Given request: Print every entry word for word, but omit the pictures.

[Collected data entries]
——————————

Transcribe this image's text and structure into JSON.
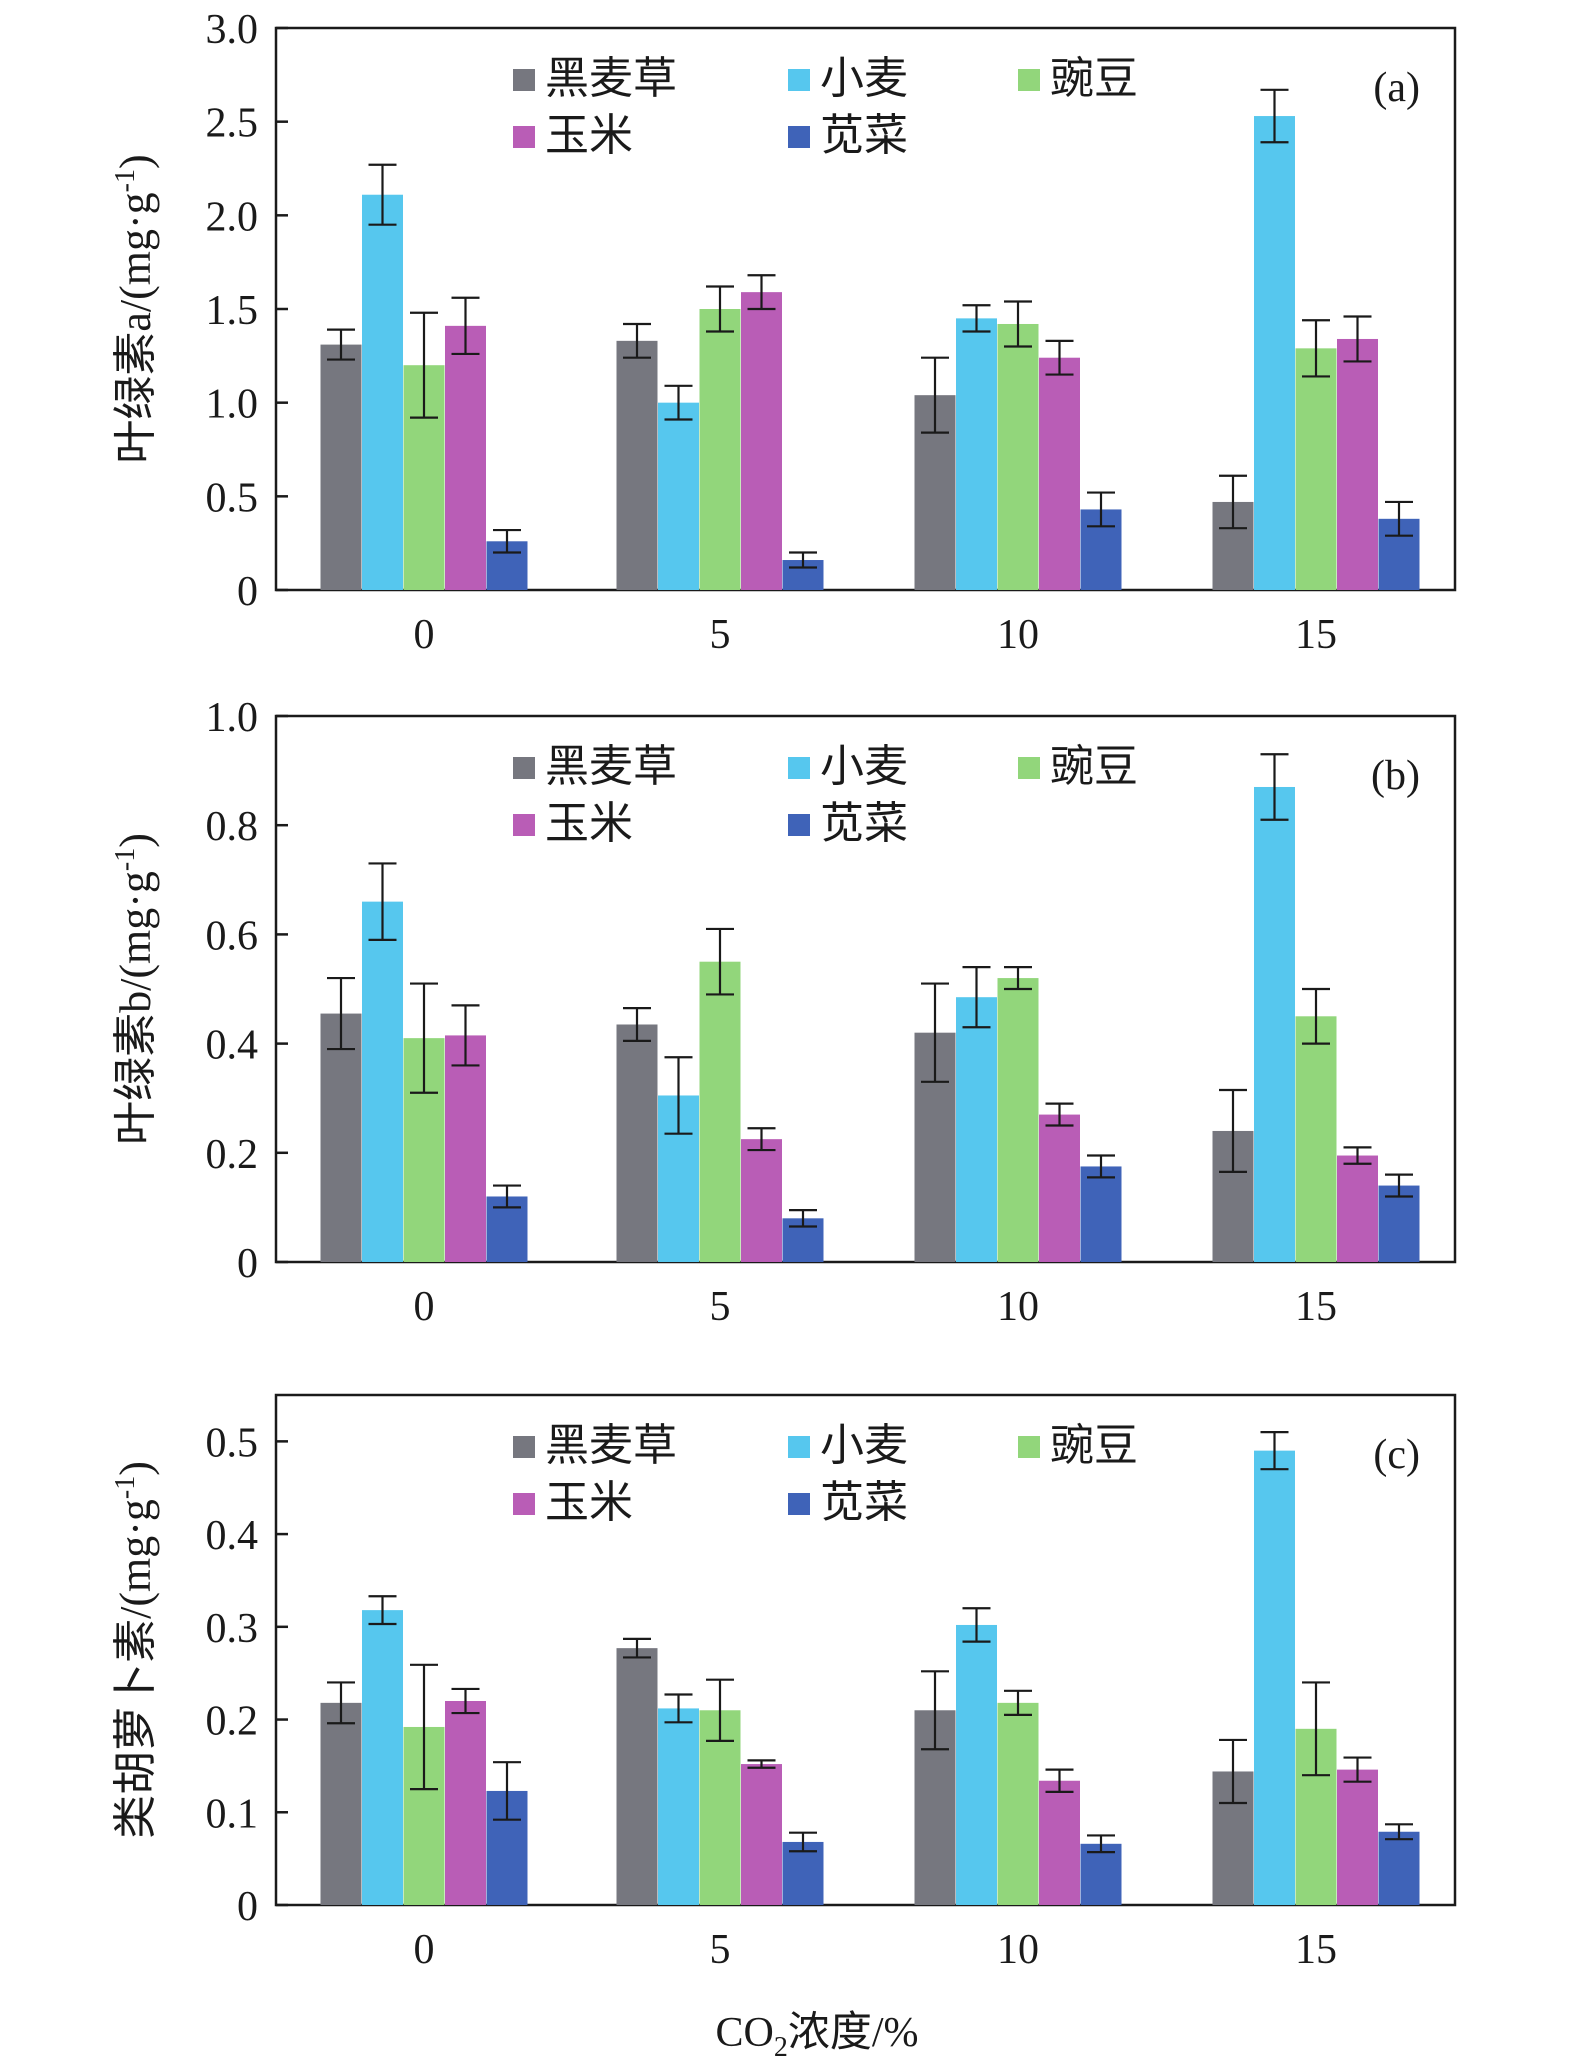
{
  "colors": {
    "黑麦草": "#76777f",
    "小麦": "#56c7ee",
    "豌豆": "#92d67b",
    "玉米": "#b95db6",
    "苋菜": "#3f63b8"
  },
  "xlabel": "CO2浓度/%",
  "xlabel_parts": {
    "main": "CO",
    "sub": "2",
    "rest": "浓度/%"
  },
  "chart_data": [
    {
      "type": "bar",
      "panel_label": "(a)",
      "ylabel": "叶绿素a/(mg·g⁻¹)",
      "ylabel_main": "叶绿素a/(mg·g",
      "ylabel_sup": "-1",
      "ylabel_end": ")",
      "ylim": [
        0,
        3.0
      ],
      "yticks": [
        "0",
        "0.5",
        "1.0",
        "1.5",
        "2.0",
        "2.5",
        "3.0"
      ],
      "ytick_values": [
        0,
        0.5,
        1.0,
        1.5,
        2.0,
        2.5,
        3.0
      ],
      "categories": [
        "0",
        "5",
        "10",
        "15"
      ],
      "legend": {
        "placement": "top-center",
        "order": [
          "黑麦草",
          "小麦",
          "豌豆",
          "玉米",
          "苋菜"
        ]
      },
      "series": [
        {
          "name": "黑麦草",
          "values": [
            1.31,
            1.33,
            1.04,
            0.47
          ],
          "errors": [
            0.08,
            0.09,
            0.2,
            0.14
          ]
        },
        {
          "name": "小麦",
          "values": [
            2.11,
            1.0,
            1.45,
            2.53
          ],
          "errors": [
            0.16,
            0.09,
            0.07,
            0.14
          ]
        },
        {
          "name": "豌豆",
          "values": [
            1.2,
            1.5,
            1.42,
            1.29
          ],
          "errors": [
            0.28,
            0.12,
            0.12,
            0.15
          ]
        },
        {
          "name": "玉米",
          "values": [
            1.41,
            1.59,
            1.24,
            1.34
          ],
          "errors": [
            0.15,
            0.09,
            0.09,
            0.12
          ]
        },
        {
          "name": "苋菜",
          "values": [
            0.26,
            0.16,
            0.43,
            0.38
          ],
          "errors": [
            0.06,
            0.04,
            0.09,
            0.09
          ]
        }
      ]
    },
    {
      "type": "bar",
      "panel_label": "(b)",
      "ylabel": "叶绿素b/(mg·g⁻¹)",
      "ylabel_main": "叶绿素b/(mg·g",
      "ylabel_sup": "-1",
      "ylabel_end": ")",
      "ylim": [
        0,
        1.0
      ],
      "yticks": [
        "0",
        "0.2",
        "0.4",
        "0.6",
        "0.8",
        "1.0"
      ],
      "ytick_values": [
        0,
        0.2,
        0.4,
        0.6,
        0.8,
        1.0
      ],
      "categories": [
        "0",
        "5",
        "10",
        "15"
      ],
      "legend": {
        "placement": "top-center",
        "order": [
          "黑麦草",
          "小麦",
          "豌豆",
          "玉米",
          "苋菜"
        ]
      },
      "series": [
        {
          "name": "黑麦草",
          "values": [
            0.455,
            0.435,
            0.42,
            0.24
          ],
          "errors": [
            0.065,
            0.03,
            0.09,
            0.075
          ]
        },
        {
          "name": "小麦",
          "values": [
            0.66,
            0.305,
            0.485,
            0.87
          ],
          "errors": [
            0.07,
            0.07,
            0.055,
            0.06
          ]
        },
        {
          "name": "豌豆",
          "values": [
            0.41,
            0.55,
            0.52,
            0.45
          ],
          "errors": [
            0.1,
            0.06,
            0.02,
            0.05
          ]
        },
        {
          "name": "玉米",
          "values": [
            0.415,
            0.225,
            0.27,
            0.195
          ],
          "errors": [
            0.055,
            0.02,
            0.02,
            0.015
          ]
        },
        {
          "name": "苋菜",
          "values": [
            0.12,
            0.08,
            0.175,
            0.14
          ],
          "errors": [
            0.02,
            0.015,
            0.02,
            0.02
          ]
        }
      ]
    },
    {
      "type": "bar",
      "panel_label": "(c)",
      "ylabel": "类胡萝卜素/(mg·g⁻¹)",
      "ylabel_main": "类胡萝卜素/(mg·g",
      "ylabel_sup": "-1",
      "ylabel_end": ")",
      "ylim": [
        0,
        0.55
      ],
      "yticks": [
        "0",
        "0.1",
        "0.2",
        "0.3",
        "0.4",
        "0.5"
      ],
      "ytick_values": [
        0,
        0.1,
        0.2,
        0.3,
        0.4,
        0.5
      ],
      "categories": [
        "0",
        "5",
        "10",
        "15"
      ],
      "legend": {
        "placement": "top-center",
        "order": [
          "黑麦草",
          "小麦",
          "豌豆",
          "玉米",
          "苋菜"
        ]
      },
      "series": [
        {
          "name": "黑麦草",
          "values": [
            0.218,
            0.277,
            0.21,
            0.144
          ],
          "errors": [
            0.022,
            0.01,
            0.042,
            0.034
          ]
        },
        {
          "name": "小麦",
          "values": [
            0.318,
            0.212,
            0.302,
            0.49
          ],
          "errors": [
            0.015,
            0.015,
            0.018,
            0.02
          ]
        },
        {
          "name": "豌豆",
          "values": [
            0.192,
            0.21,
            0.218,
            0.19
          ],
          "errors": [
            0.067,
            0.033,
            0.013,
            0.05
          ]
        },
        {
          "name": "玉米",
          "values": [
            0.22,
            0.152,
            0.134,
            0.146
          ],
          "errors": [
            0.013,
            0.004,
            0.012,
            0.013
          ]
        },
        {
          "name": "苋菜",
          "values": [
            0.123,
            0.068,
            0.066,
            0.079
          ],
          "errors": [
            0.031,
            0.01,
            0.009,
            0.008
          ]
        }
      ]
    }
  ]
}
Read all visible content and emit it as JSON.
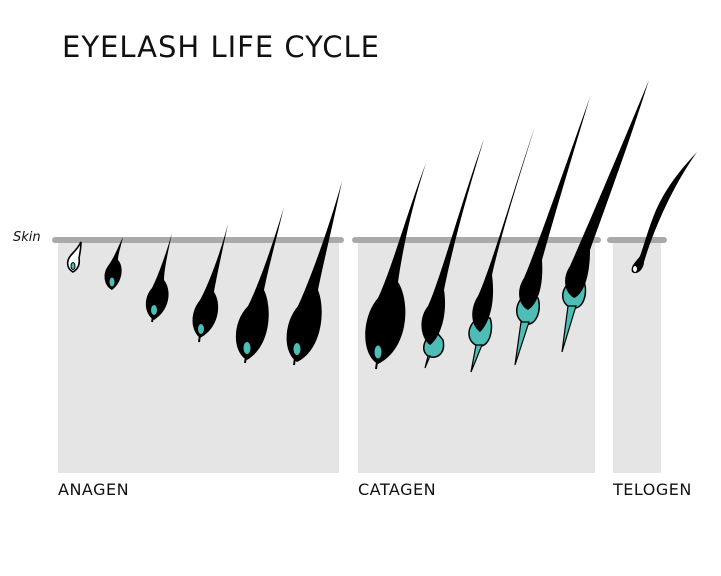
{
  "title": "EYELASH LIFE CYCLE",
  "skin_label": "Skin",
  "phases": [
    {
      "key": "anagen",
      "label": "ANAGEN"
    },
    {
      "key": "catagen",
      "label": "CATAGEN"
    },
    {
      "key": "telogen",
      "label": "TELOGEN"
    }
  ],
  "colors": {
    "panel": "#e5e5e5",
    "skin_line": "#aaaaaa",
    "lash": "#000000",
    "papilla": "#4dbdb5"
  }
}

——————————

Solution to this problem:
Transcribe this image's text and structure into JSON.
{
  "colors": {
    "黑麦草": "#76777f",
    "小麦": "#56c7ee",
    "豌豆": "#92d67b",
    "玉米": "#b95db6",
    "苋菜": "#3f63b8"
  },
  "xlabel": "CO2浓度/%",
  "xlabel_parts": {
    "main": "CO",
    "sub": "2",
    "rest": "浓度/%"
  },
  "chart_data": [
    {
      "type": "bar",
      "panel_label": "(a)",
      "ylabel": "叶绿素a/(mg·g⁻¹)",
      "ylabel_main": "叶绿素a/(mg·g",
      "ylabel_sup": "-1",
      "ylabel_end": ")",
      "ylim": [
        0,
        3.0
      ],
      "yticks": [
        "0",
        "0.5",
        "1.0",
        "1.5",
        "2.0",
        "2.5",
        "3.0"
      ],
      "ytick_values": [
        0,
        0.5,
        1.0,
        1.5,
        2.0,
        2.5,
        3.0
      ],
      "categories": [
        "0",
        "5",
        "10",
        "15"
      ],
      "legend": {
        "placement": "top-center",
        "order": [
          "黑麦草",
          "小麦",
          "豌豆",
          "玉米",
          "苋菜"
        ]
      },
      "series": [
        {
          "name": "黑麦草",
          "values": [
            1.31,
            1.33,
            1.04,
            0.47
          ],
          "errors": [
            0.08,
            0.09,
            0.2,
            0.14
          ]
        },
        {
          "name": "小麦",
          "values": [
            2.11,
            1.0,
            1.45,
            2.53
          ],
          "errors": [
            0.16,
            0.09,
            0.07,
            0.14
          ]
        },
        {
          "name": "豌豆",
          "values": [
            1.2,
            1.5,
            1.42,
            1.29
          ],
          "errors": [
            0.28,
            0.12,
            0.12,
            0.15
          ]
        },
        {
          "name": "玉米",
          "values": [
            1.41,
            1.59,
            1.24,
            1.34
          ],
          "errors": [
            0.15,
            0.09,
            0.09,
            0.12
          ]
        },
        {
          "name": "苋菜",
          "values": [
            0.26,
            0.16,
            0.43,
            0.38
          ],
          "errors": [
            0.06,
            0.04,
            0.09,
            0.09
          ]
        }
      ]
    },
    {
      "type": "bar",
      "panel_label": "(b)",
      "ylabel": "叶绿素b/(mg·g⁻¹)",
      "ylabel_main": "叶绿素b/(mg·g",
      "ylabel_sup": "-1",
      "ylabel_end": ")",
      "ylim": [
        0,
        1.0
      ],
      "yticks": [
        "0",
        "0.2",
        "0.4",
        "0.6",
        "0.8",
        "1.0"
      ],
      "ytick_values": [
        0,
        0.2,
        0.4,
        0.6,
        0.8,
        1.0
      ],
      "categories": [
        "0",
        "5",
        "10",
        "15"
      ],
      "legend": {
        "placement": "top-center",
        "order": [
          "黑麦草",
          "小麦",
          "豌豆",
          "玉米",
          "苋菜"
        ]
      },
      "series": [
        {
          "name": "黑麦草",
          "values": [
            0.455,
            0.435,
            0.42,
            0.24
          ],
          "errors": [
            0.065,
            0.03,
            0.09,
            0.075
          ]
        },
        {
          "name": "小麦",
          "values": [
            0.66,
            0.305,
            0.485,
            0.87
          ],
          "errors": [
            0.07,
            0.07,
            0.055,
            0.06
          ]
        },
        {
          "name": "豌豆",
          "values": [
            0.41,
            0.55,
            0.52,
            0.45
          ],
          "errors": [
            0.1,
            0.06,
            0.02,
            0.05
          ]
        },
        {
          "name": "玉米",
          "values": [
            0.415,
            0.225,
            0.27,
            0.195
          ],
          "errors": [
            0.055,
            0.02,
            0.02,
            0.015
          ]
        },
        {
          "name": "苋菜",
          "values": [
            0.12,
            0.08,
            0.175,
            0.14
          ],
          "errors": [
            0.02,
            0.015,
            0.02,
            0.02
          ]
        }
      ]
    },
    {
      "type": "bar",
      "panel_label": "(c)",
      "ylabel": "类胡萝卜素/(mg·g⁻¹)",
      "ylabel_main": "类胡萝卜素/(mg·g",
      "ylabel_sup": "-1",
      "ylabel_end": ")",
      "ylim": [
        0,
        0.55
      ],
      "yticks": [
        "0",
        "0.1",
        "0.2",
        "0.3",
        "0.4",
        "0.5"
      ],
      "ytick_values": [
        0,
        0.1,
        0.2,
        0.3,
        0.4,
        0.5
      ],
      "categories": [
        "0",
        "5",
        "10",
        "15"
      ],
      "legend": {
        "placement": "top-center",
        "order": [
          "黑麦草",
          "小麦",
          "豌豆",
          "玉米",
          "苋菜"
        ]
      },
      "series": [
        {
          "name": "黑麦草",
          "values": [
            0.218,
            0.277,
            0.21,
            0.144
          ],
          "errors": [
            0.022,
            0.01,
            0.042,
            0.034
          ]
        },
        {
          "name": "小麦",
          "values": [
            0.318,
            0.212,
            0.302,
            0.49
          ],
          "errors": [
            0.015,
            0.015,
            0.018,
            0.02
          ]
        },
        {
          "name": "豌豆",
          "values": [
            0.192,
            0.21,
            0.218,
            0.19
          ],
          "errors": [
            0.067,
            0.033,
            0.013,
            0.05
          ]
        },
        {
          "name": "玉米",
          "values": [
            0.22,
            0.152,
            0.134,
            0.146
          ],
          "errors": [
            0.013,
            0.004,
            0.012,
            0.013
          ]
        },
        {
          "name": "苋菜",
          "values": [
            0.123,
            0.068,
            0.066,
            0.079
          ],
          "errors": [
            0.031,
            0.01,
            0.009,
            0.008
          ]
        }
      ]
    }
  ]
}
Read all visible content and emit it as JSON.
{
  "title": "EYELASH LIFE CYCLE",
  "skin_label": "Skin",
  "phases": [
    {
      "key": "anagen",
      "label": "ANAGEN"
    },
    {
      "key": "catagen",
      "label": "CATAGEN"
    },
    {
      "key": "telogen",
      "label": "TELOGEN"
    }
  ],
  "colors": {
    "panel": "#e5e5e5",
    "skin_line": "#aaaaaa",
    "lash": "#000000",
    "papilla": "#4dbdb5"
  }
}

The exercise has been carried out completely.